_Entries from a visual dataset_.
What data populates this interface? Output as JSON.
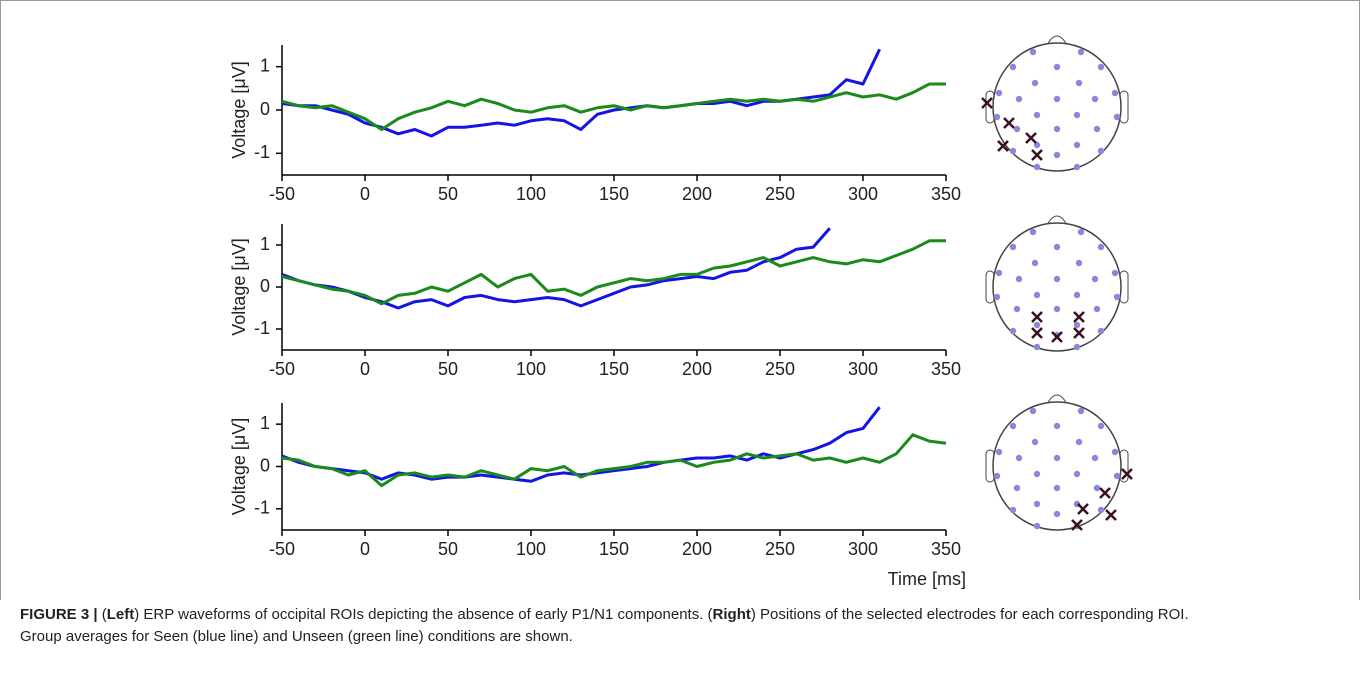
{
  "chart_data": [
    {
      "type": "line",
      "y_label": "Voltage [μV]",
      "x": [
        -50,
        -40,
        -30,
        -20,
        -10,
        0,
        10,
        20,
        30,
        40,
        50,
        60,
        70,
        80,
        90,
        100,
        110,
        120,
        130,
        140,
        150,
        160,
        170,
        180,
        190,
        200,
        210,
        220,
        230,
        240,
        250,
        260,
        270,
        280,
        290,
        300,
        310,
        320,
        330,
        340,
        350
      ],
      "xlim": [
        -50,
        350
      ],
      "xticks": [
        -50,
        0,
        50,
        100,
        150,
        200,
        250,
        300,
        350
      ],
      "ylim": [
        -1.5,
        1.5
      ],
      "yticks": [
        -1,
        0,
        1
      ],
      "series": [
        {
          "color": "#1414e6",
          "values": [
            0.15,
            0.1,
            0.1,
            0.0,
            -0.1,
            -0.3,
            -0.4,
            -0.55,
            -0.45,
            -0.6,
            -0.4,
            -0.4,
            -0.35,
            -0.3,
            -0.35,
            -0.25,
            -0.2,
            -0.25,
            -0.45,
            -0.1,
            0.0,
            0.05,
            0.1,
            0.05,
            0.1,
            0.15,
            0.15,
            0.2,
            0.1,
            0.2,
            0.2,
            0.25,
            0.3,
            0.35,
            0.7,
            0.6,
            1.4,
            null,
            null,
            null,
            null
          ]
        },
        {
          "color": "#1a8a1a",
          "values": [
            0.2,
            0.1,
            0.05,
            0.1,
            -0.05,
            -0.2,
            -0.45,
            -0.2,
            -0.05,
            0.05,
            0.2,
            0.1,
            0.25,
            0.15,
            0.0,
            -0.05,
            0.05,
            0.1,
            -0.05,
            0.05,
            0.1,
            0.0,
            0.1,
            0.05,
            0.1,
            0.15,
            0.2,
            0.25,
            0.2,
            0.25,
            0.2,
            0.25,
            0.2,
            0.3,
            0.4,
            0.3,
            0.35,
            0.25,
            0.4,
            0.6,
            0.6
          ]
        }
      ]
    },
    {
      "type": "line",
      "y_label": "Voltage [μV]",
      "x": [
        -50,
        -40,
        -30,
        -20,
        -10,
        0,
        10,
        20,
        30,
        40,
        50,
        60,
        70,
        80,
        90,
        100,
        110,
        120,
        130,
        140,
        150,
        160,
        170,
        180,
        190,
        200,
        210,
        220,
        230,
        240,
        250,
        260,
        270,
        280,
        290,
        300,
        310,
        320,
        330,
        340,
        350
      ],
      "xlim": [
        -50,
        350
      ],
      "xticks": [
        -50,
        0,
        50,
        100,
        150,
        200,
        250,
        300,
        350
      ],
      "ylim": [
        -1.5,
        1.5
      ],
      "yticks": [
        -1,
        0,
        1
      ],
      "series": [
        {
          "color": "#1414e6",
          "values": [
            0.3,
            0.15,
            0.05,
            0.0,
            -0.1,
            -0.25,
            -0.35,
            -0.5,
            -0.35,
            -0.3,
            -0.45,
            -0.25,
            -0.2,
            -0.3,
            -0.35,
            -0.3,
            -0.25,
            -0.3,
            -0.45,
            -0.3,
            -0.15,
            0.0,
            0.05,
            0.15,
            0.2,
            0.25,
            0.2,
            0.35,
            0.4,
            0.6,
            0.7,
            0.9,
            0.95,
            1.4,
            null,
            null,
            null,
            null,
            null,
            null,
            null
          ]
        },
        {
          "color": "#1a8a1a",
          "values": [
            0.25,
            0.15,
            0.05,
            -0.05,
            -0.1,
            -0.2,
            -0.4,
            -0.2,
            -0.15,
            0.0,
            -0.1,
            0.1,
            0.3,
            0.0,
            0.2,
            0.3,
            -0.1,
            -0.05,
            -0.2,
            0.0,
            0.1,
            0.2,
            0.15,
            0.2,
            0.3,
            0.3,
            0.45,
            0.5,
            0.6,
            0.7,
            0.5,
            0.6,
            0.7,
            0.6,
            0.55,
            0.65,
            0.6,
            0.75,
            0.9,
            1.1,
            1.1
          ]
        }
      ]
    },
    {
      "type": "line",
      "y_label": "Voltage [μV]",
      "x_label": "Time [ms]",
      "x": [
        -50,
        -40,
        -30,
        -20,
        -10,
        0,
        10,
        20,
        30,
        40,
        50,
        60,
        70,
        80,
        90,
        100,
        110,
        120,
        130,
        140,
        150,
        160,
        170,
        180,
        190,
        200,
        210,
        220,
        230,
        240,
        250,
        260,
        270,
        280,
        290,
        300,
        310,
        320,
        330,
        340,
        350
      ],
      "xlim": [
        -50,
        350
      ],
      "xticks": [
        -50,
        0,
        50,
        100,
        150,
        200,
        250,
        300,
        350
      ],
      "ylim": [
        -1.5,
        1.5
      ],
      "yticks": [
        -1,
        0,
        1
      ],
      "series": [
        {
          "color": "#1414e6",
          "values": [
            0.25,
            0.1,
            0.0,
            -0.05,
            -0.1,
            -0.15,
            -0.3,
            -0.15,
            -0.2,
            -0.3,
            -0.25,
            -0.25,
            -0.2,
            -0.25,
            -0.3,
            -0.35,
            -0.2,
            -0.15,
            -0.2,
            -0.15,
            -0.1,
            -0.05,
            0.0,
            0.1,
            0.15,
            0.2,
            0.2,
            0.25,
            0.15,
            0.3,
            0.2,
            0.3,
            0.4,
            0.55,
            0.8,
            0.9,
            1.4,
            null,
            null,
            null,
            null
          ]
        },
        {
          "color": "#1a8a1a",
          "values": [
            0.2,
            0.15,
            0.0,
            -0.05,
            -0.2,
            -0.1,
            -0.45,
            -0.2,
            -0.15,
            -0.25,
            -0.2,
            -0.25,
            -0.1,
            -0.2,
            -0.3,
            -0.05,
            -0.1,
            0.0,
            -0.25,
            -0.1,
            -0.05,
            0.0,
            0.1,
            0.1,
            0.15,
            0.0,
            0.1,
            0.15,
            0.3,
            0.2,
            0.25,
            0.3,
            0.15,
            0.2,
            0.1,
            0.2,
            0.1,
            0.3,
            0.75,
            0.6,
            0.55
          ]
        }
      ]
    }
  ],
  "caption": [
    {
      "text": "FIGURE 3 |",
      "bold": true
    },
    {
      "text": " (",
      "bold": false
    },
    {
      "text": "Left",
      "bold": true
    },
    {
      "text": ") ERP waveforms of occipital ROIs depicting the absence of early P1/N1 components. (",
      "bold": false
    },
    {
      "text": "Right",
      "bold": true
    },
    {
      "text": ") Positions of the selected electrodes for each corresponding ROI. Group averages for Seen (blue line) and Unseen (green line) conditions are shown.",
      "bold": false
    }
  ]
}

_THE EXERCISE_. Print the entries above exactly, taking out only the pictures.

_TASK ANSWER_.
What data populates this interface? Output as JSON.
{
  "chart_data": [
    {
      "type": "line",
      "y_label": "Voltage [μV]",
      "x": [
        -50,
        -40,
        -30,
        -20,
        -10,
        0,
        10,
        20,
        30,
        40,
        50,
        60,
        70,
        80,
        90,
        100,
        110,
        120,
        130,
        140,
        150,
        160,
        170,
        180,
        190,
        200,
        210,
        220,
        230,
        240,
        250,
        260,
        270,
        280,
        290,
        300,
        310,
        320,
        330,
        340,
        350
      ],
      "xlim": [
        -50,
        350
      ],
      "xticks": [
        -50,
        0,
        50,
        100,
        150,
        200,
        250,
        300,
        350
      ],
      "ylim": [
        -1.5,
        1.5
      ],
      "yticks": [
        -1,
        0,
        1
      ],
      "series": [
        {
          "color": "#1414e6",
          "values": [
            0.15,
            0.1,
            0.1,
            0.0,
            -0.1,
            -0.3,
            -0.4,
            -0.55,
            -0.45,
            -0.6,
            -0.4,
            -0.4,
            -0.35,
            -0.3,
            -0.35,
            -0.25,
            -0.2,
            -0.25,
            -0.45,
            -0.1,
            0.0,
            0.05,
            0.1,
            0.05,
            0.1,
            0.15,
            0.15,
            0.2,
            0.1,
            0.2,
            0.2,
            0.25,
            0.3,
            0.35,
            0.7,
            0.6,
            1.4,
            null,
            null,
            null,
            null
          ]
        },
        {
          "color": "#1a8a1a",
          "values": [
            0.2,
            0.1,
            0.05,
            0.1,
            -0.05,
            -0.2,
            -0.45,
            -0.2,
            -0.05,
            0.05,
            0.2,
            0.1,
            0.25,
            0.15,
            0.0,
            -0.05,
            0.05,
            0.1,
            -0.05,
            0.05,
            0.1,
            0.0,
            0.1,
            0.05,
            0.1,
            0.15,
            0.2,
            0.25,
            0.2,
            0.25,
            0.2,
            0.25,
            0.2,
            0.3,
            0.4,
            0.3,
            0.35,
            0.25,
            0.4,
            0.6,
            0.6
          ]
        }
      ]
    },
    {
      "type": "line",
      "y_label": "Voltage [μV]",
      "x": [
        -50,
        -40,
        -30,
        -20,
        -10,
        0,
        10,
        20,
        30,
        40,
        50,
        60,
        70,
        80,
        90,
        100,
        110,
        120,
        130,
        140,
        150,
        160,
        170,
        180,
        190,
        200,
        210,
        220,
        230,
        240,
        250,
        260,
        270,
        280,
        290,
        300,
        310,
        320,
        330,
        340,
        350
      ],
      "xlim": [
        -50,
        350
      ],
      "xticks": [
        -50,
        0,
        50,
        100,
        150,
        200,
        250,
        300,
        350
      ],
      "ylim": [
        -1.5,
        1.5
      ],
      "yticks": [
        -1,
        0,
        1
      ],
      "series": [
        {
          "color": "#1414e6",
          "values": [
            0.3,
            0.15,
            0.05,
            0.0,
            -0.1,
            -0.25,
            -0.35,
            -0.5,
            -0.35,
            -0.3,
            -0.45,
            -0.25,
            -0.2,
            -0.3,
            -0.35,
            -0.3,
            -0.25,
            -0.3,
            -0.45,
            -0.3,
            -0.15,
            0.0,
            0.05,
            0.15,
            0.2,
            0.25,
            0.2,
            0.35,
            0.4,
            0.6,
            0.7,
            0.9,
            0.95,
            1.4,
            null,
            null,
            null,
            null,
            null,
            null,
            null
          ]
        },
        {
          "color": "#1a8a1a",
          "values": [
            0.25,
            0.15,
            0.05,
            -0.05,
            -0.1,
            -0.2,
            -0.4,
            -0.2,
            -0.15,
            0.0,
            -0.1,
            0.1,
            0.3,
            0.0,
            0.2,
            0.3,
            -0.1,
            -0.05,
            -0.2,
            0.0,
            0.1,
            0.2,
            0.15,
            0.2,
            0.3,
            0.3,
            0.45,
            0.5,
            0.6,
            0.7,
            0.5,
            0.6,
            0.7,
            0.6,
            0.55,
            0.65,
            0.6,
            0.75,
            0.9,
            1.1,
            1.1
          ]
        }
      ]
    },
    {
      "type": "line",
      "y_label": "Voltage [μV]",
      "x_label": "Time [ms]",
      "x": [
        -50,
        -40,
        -30,
        -20,
        -10,
        0,
        10,
        20,
        30,
        40,
        50,
        60,
        70,
        80,
        90,
        100,
        110,
        120,
        130,
        140,
        150,
        160,
        170,
        180,
        190,
        200,
        210,
        220,
        230,
        240,
        250,
        260,
        270,
        280,
        290,
        300,
        310,
        320,
        330,
        340,
        350
      ],
      "xlim": [
        -50,
        350
      ],
      "xticks": [
        -50,
        0,
        50,
        100,
        150,
        200,
        250,
        300,
        350
      ],
      "ylim": [
        -1.5,
        1.5
      ],
      "yticks": [
        -1,
        0,
        1
      ],
      "series": [
        {
          "color": "#1414e6",
          "values": [
            0.25,
            0.1,
            0.0,
            -0.05,
            -0.1,
            -0.15,
            -0.3,
            -0.15,
            -0.2,
            -0.3,
            -0.25,
            -0.25,
            -0.2,
            -0.25,
            -0.3,
            -0.35,
            -0.2,
            -0.15,
            -0.2,
            -0.15,
            -0.1,
            -0.05,
            0.0,
            0.1,
            0.15,
            0.2,
            0.2,
            0.25,
            0.15,
            0.3,
            0.2,
            0.3,
            0.4,
            0.55,
            0.8,
            0.9,
            1.4,
            null,
            null,
            null,
            null
          ]
        },
        {
          "color": "#1a8a1a",
          "values": [
            0.2,
            0.15,
            0.0,
            -0.05,
            -0.2,
            -0.1,
            -0.45,
            -0.2,
            -0.15,
            -0.25,
            -0.2,
            -0.25,
            -0.1,
            -0.2,
            -0.3,
            -0.05,
            -0.1,
            0.0,
            -0.25,
            -0.1,
            -0.05,
            0.0,
            0.1,
            0.1,
            0.15,
            0.0,
            0.1,
            0.15,
            0.3,
            0.2,
            0.25,
            0.3,
            0.15,
            0.2,
            0.1,
            0.2,
            0.1,
            0.3,
            0.75,
            0.6,
            0.55
          ]
        }
      ]
    }
  ],
  "caption": [
    {
      "text": "FIGURE 3 |",
      "bold": true
    },
    {
      "text": " (",
      "bold": false
    },
    {
      "text": "Left",
      "bold": true
    },
    {
      "text": ") ERP waveforms of occipital ROIs depicting the absence of early P1/N1 components. (",
      "bold": false
    },
    {
      "text": "Right",
      "bold": true
    },
    {
      "text": ") Positions of the selected electrodes for each corresponding ROI. Group averages for Seen (blue line) and Unseen (green line) conditions are shown.",
      "bold": false
    }
  ]
}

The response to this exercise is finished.